• **What to produce**: Exact repetition is required: output every record in full.

────────────────

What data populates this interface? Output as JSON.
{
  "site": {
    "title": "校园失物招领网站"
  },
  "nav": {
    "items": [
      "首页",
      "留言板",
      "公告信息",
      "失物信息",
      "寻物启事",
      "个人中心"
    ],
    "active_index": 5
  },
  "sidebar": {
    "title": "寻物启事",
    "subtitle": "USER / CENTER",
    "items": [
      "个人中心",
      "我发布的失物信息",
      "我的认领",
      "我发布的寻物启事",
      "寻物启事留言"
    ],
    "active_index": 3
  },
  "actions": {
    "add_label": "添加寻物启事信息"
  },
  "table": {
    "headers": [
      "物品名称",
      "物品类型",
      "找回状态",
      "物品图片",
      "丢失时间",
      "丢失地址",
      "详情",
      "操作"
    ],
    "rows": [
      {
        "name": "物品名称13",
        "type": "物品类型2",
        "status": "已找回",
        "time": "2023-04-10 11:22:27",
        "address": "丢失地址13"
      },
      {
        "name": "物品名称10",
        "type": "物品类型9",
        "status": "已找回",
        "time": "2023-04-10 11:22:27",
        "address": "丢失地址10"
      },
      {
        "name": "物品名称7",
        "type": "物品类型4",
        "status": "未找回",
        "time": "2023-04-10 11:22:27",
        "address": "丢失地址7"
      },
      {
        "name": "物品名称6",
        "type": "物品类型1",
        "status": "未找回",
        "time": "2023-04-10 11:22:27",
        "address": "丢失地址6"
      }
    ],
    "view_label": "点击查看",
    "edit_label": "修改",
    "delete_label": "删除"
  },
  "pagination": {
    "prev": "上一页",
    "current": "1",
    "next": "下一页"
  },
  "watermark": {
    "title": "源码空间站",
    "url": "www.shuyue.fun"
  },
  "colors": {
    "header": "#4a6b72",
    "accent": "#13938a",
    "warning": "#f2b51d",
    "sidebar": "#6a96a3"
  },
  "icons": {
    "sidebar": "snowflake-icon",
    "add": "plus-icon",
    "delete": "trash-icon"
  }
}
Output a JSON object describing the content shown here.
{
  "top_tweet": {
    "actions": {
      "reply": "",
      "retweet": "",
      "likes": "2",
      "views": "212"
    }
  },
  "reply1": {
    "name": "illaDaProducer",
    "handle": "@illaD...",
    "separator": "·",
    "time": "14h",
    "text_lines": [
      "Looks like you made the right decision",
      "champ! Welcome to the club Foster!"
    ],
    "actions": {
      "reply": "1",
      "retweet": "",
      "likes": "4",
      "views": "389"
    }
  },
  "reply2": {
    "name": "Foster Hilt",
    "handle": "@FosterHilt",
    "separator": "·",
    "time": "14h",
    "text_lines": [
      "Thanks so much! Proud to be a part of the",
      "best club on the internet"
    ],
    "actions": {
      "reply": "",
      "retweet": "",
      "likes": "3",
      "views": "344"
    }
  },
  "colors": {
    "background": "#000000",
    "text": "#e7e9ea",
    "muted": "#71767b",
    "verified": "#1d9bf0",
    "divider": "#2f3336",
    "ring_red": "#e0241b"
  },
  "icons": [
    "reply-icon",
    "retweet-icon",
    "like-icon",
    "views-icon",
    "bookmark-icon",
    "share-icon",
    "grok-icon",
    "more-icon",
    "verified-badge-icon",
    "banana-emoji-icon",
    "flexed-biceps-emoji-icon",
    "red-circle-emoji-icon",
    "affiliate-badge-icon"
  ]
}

────────────────

• **Correct response**:
What data populates this interface? Output as JSON.
{
  "site": {
    "title": "校园失物招领网站"
  },
  "nav": {
    "items": [
      "首页",
      "留言板",
      "公告信息",
      "失物信息",
      "寻物启事",
      "个人中心"
    ],
    "active_index": 5
  },
  "sidebar": {
    "title": "寻物启事",
    "subtitle": "USER / CENTER",
    "items": [
      "个人中心",
      "我发布的失物信息",
      "我的认领",
      "我发布的寻物启事",
      "寻物启事留言"
    ],
    "active_index": 3
  },
  "actions": {
    "add_label": "添加寻物启事信息"
  },
  "table": {
    "headers": [
      "物品名称",
      "物品类型",
      "找回状态",
      "物品图片",
      "丢失时间",
      "丢失地址",
      "详情",
      "操作"
    ],
    "rows": [
      {
        "name": "物品名称13",
        "type": "物品类型2",
        "status": "已找回",
        "time": "2023-04-10 11:22:27",
        "address": "丢失地址13"
      },
      {
        "name": "物品名称10",
        "type": "物品类型9",
        "status": "已找回",
        "time": "2023-04-10 11:22:27",
        "address": "丢失地址10"
      },
      {
        "name": "物品名称7",
        "type": "物品类型4",
        "status": "未找回",
        "time": "2023-04-10 11:22:27",
        "address": "丢失地址7"
      },
      {
        "name": "物品名称6",
        "type": "物品类型1",
        "status": "未找回",
        "time": "2023-04-10 11:22:27",
        "address": "丢失地址6"
      }
    ],
    "view_label": "点击查看",
    "edit_label": "修改",
    "delete_label": "删除"
  },
  "pagination": {
    "prev": "上一页",
    "current": "1",
    "next": "下一页"
  },
  "watermark": {
    "title": "源码空间站",
    "url": "www.shuyue.fun"
  },
  "colors": {
    "header": "#4a6b72",
    "accent": "#13938a",
    "warning": "#f2b51d",
    "sidebar": "#6a96a3"
  },
  "icons": {
    "sidebar": "snowflake-icon",
    "add": "plus-icon",
    "delete": "trash-icon"
  }
}
Output a JSON object describing the content shown here.
{
  "top_tweet": {
    "actions": {
      "reply": "",
      "retweet": "",
      "likes": "2",
      "views": "212"
    }
  },
  "reply1": {
    "name": "illaDaProducer",
    "handle": "@illaD...",
    "separator": "·",
    "time": "14h",
    "text_lines": [
      "Looks like you made the right decision",
      "champ! Welcome to the club Foster!"
    ],
    "actions": {
      "reply": "1",
      "retweet": "",
      "likes": "4",
      "views": "389"
    }
  },
  "reply2": {
    "name": "Foster Hilt",
    "handle": "@FosterHilt",
    "separator": "·",
    "time": "14h",
    "text_lines": [
      "Thanks so much! Proud to be a part of the",
      "best club on the internet"
    ],
    "actions": {
      "reply": "",
      "retweet": "",
      "likes": "3",
      "views": "344"
    }
  },
  "colors": {
    "background": "#000000",
    "text": "#e7e9ea",
    "muted": "#71767b",
    "verified": "#1d9bf0",
    "divider": "#2f3336",
    "ring_red": "#e0241b"
  },
  "icons": [
    "reply-icon",
    "retweet-icon",
    "like-icon",
    "views-icon",
    "bookmark-icon",
    "share-icon",
    "grok-icon",
    "more-icon",
    "verified-badge-icon",
    "banana-emoji-icon",
    "flexed-biceps-emoji-icon",
    "red-circle-emoji-icon",
    "affiliate-badge-icon"
  ]
}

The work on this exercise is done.